OBJECTIVE: Write the entries out again exactly as they stand, but without the pictures.

EXERCISE MATERIALS:
-*-*-

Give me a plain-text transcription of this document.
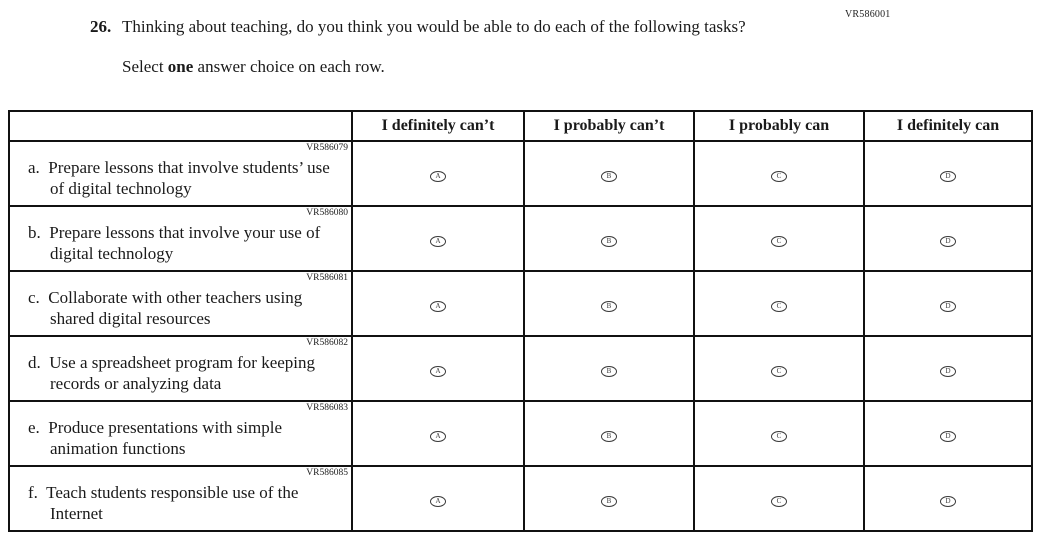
VR586001
26. Thinking about teaching, do you think you would be able to do each of the following tasks?
Select one answer choice on each row.
	I definitely can’t	I probably can’t	I probably can	I definitely can

VR586079
a. Prepare lessons that involve students’ use of digital technology	A	B	C	D

VR586080
b. Prepare lessons that involve your use of digital technology	A	B	C	D

VR586081
c. Collaborate with other teachers using shared digital resources	A	B	C	D

VR586082
d. Use a spreadsheet program for keeping records or analyzing data	A	B	C	D

VR586083
e. Produce presentations with simple animation functions	A	B	C	D

VR586085
f. Teach students responsible use of the Internet	A	B	C	D
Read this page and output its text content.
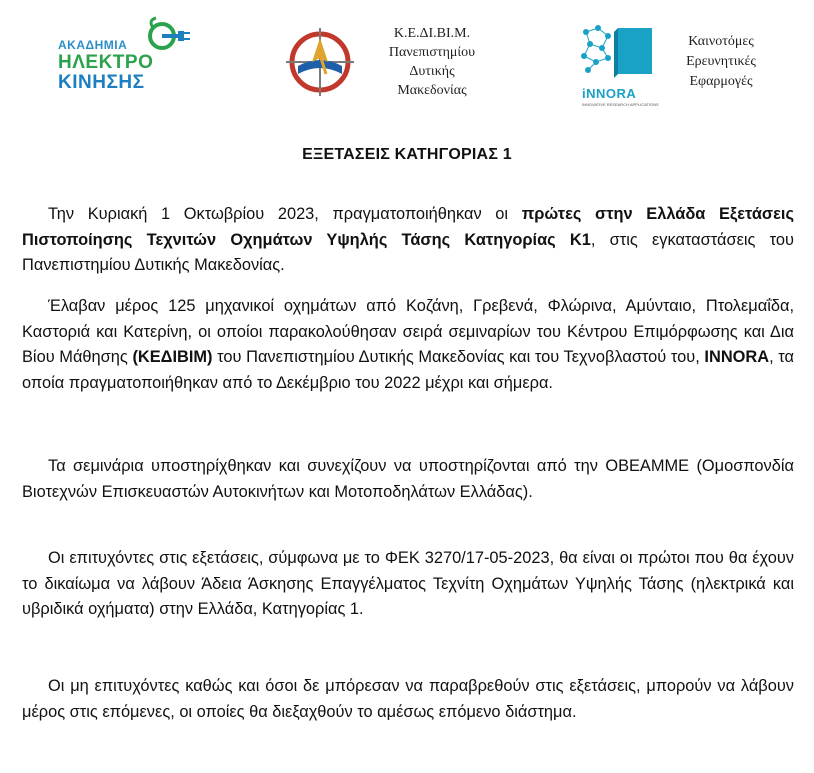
ΑΚΑΔΗΜΙΑ
ΗΛΕΚΤΡΟ
ΚΙΝΗΣΗΣ
Κ.Ε.ΔΙ.ΒΙ.Μ.
Πανεπιστημίου
Δυτικής
Μακεδονίας	iNNORA
INNOVATIVE RESEARCH APPLICATIONS
Καινοτόμες
Ερευνητικές
Εφαρμογές
ΕΞΕΤΑΣΕΙΣ ΚΑΤΗΓΟΡΙΑΣ 1
Την Κυριακή 1 Οκτωβρίου 2023, πραγματοποιήθηκαν οι πρώτες στην Ελλάδα Εξετάσεις Πιστοποίησης Τεχνιτών Οχημάτων Υψηλής Τάσης Κατηγορίας Κ1, στις εγκαταστάσεις του Πανεπιστημίου Δυτικής Μακεδονίας.
Έλαβαν μέρος 125 μηχανικοί οχημάτων από Κοζάνη, Γρεβενά, Φλώρινα, Αμύνταιο, Πτολεμαΐδα, Καστοριά και Κατερίνη, οι οποίοι παρακολούθησαν σειρά σεμιναρίων του Κέντρου Επιμόρφωσης και Δια Βίου Μάθησης (ΚΕΔΙΒΙΜ) του Πανεπιστημίου Δυτικής Μακεδονίας και του Τεχνοβλαστού του, INNORA, τα οποία πραγματοποιήθηκαν από το Δεκέμβριο του 2022 μέχρι και σήμερα.
Τα σεμινάρια υποστηρίχθηκαν και συνεχίζουν να υποστηρίζονται από την ΟΒΕΑΜΜΕ (Ομοσπονδία Βιοτεχνών Επισκευαστών Αυτοκινήτων και Μοτοποδηλάτων Ελλάδας).
Οι επιτυχόντες στις εξετάσεις, σύμφωνα με το ΦΕΚ 3270/17-05-2023, θα είναι οι πρώτοι που θα έχουν το δικαίωμα να λάβουν Άδεια Άσκησης Επαγγέλματος Τεχνίτη Οχημάτων Υψηλής Τάσης (ηλεκτρικά και υβριδικά οχήματα) στην Ελλάδα, Κατηγορίας 1.
Οι μη επιτυχόντες καθώς και όσοι δε μπόρεσαν να παραβρεθούν στις εξετάσεις, μπορούν να λάβουν μέρος στις επόμενες, οι οποίες θα διεξαχθούν το αμέσως επόμενο διάστημα.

-*-*-

RESPONSE TO THIS TASK:
Give me a plain-text transcription of this document.
VR586001
26. Thinking about teaching, do you think you would be able to do each of the following tasks?
Select one answer choice on each row.
	I definitely can’t	I probably can’t	I probably can	I definitely can

VR586079
a. Prepare lessons that involve students’ use of digital technology	A	B	C	D

VR586080
b. Prepare lessons that involve your use of digital technology	A	B	C	D

VR586081
c. Collaborate with other teachers using shared digital resources	A	B	C	D

VR586082
d. Use a spreadsheet program for keeping records or analyzing data	A	B	C	D

VR586083
e. Produce presentations with simple animation functions	A	B	C	D

VR586085
f. Teach students responsible use of the Internet	A	B	C	D
Read this page and output its text content.
ΑΚΑΔΗΜΙΑ
ΗΛΕΚΤΡΟ
ΚΙΝΗΣΗΣ
Κ.Ε.ΔΙ.ΒΙ.Μ.
Πανεπιστημίου
Δυτικής
Μακεδονίας	iNNORA
INNOVATIVE RESEARCH APPLICATIONS
Καινοτόμες
Ερευνητικές
Εφαρμογές
ΕΞΕΤΑΣΕΙΣ ΚΑΤΗΓΟΡΙΑΣ 1
Την Κυριακή 1 Οκτωβρίου 2023, πραγματοποιήθηκαν οι πρώτες στην Ελλάδα Εξετάσεις Πιστοποίησης Τεχνιτών Οχημάτων Υψηλής Τάσης Κατηγορίας Κ1, στις εγκαταστάσεις του Πανεπιστημίου Δυτικής Μακεδονίας.
Έλαβαν μέρος 125 μηχανικοί οχημάτων από Κοζάνη, Γρεβενά, Φλώρινα, Αμύνταιο, Πτολεμαΐδα, Καστοριά και Κατερίνη, οι οποίοι παρακολούθησαν σειρά σεμιναρίων του Κέντρου Επιμόρφωσης και Δια Βίου Μάθησης (ΚΕΔΙΒΙΜ) του Πανεπιστημίου Δυτικής Μακεδονίας και του Τεχνοβλαστού του, INNORA, τα οποία πραγματοποιήθηκαν από το Δεκέμβριο του 2022 μέχρι και σήμερα.
Τα σεμινάρια υποστηρίχθηκαν και συνεχίζουν να υποστηρίζονται από την ΟΒΕΑΜΜΕ (Ομοσπονδία Βιοτεχνών Επισκευαστών Αυτοκινήτων και Μοτοποδηλάτων Ελλάδας).
Οι επιτυχόντες στις εξετάσεις, σύμφωνα με το ΦΕΚ 3270/17-05-2023, θα είναι οι πρώτοι που θα έχουν το δικαίωμα να λάβουν Άδεια Άσκησης Επαγγέλματος Τεχνίτη Οχημάτων Υψηλής Τάσης (ηλεκτρικά και υβριδικά οχήματα) στην Ελλάδα, Κατηγορίας 1.
Οι μη επιτυχόντες καθώς και όσοι δε μπόρεσαν να παραβρεθούν στις εξετάσεις, μπορούν να λάβουν μέρος στις επόμενες, οι οποίες θα διεξαχθούν το αμέσως επόμενο διάστημα.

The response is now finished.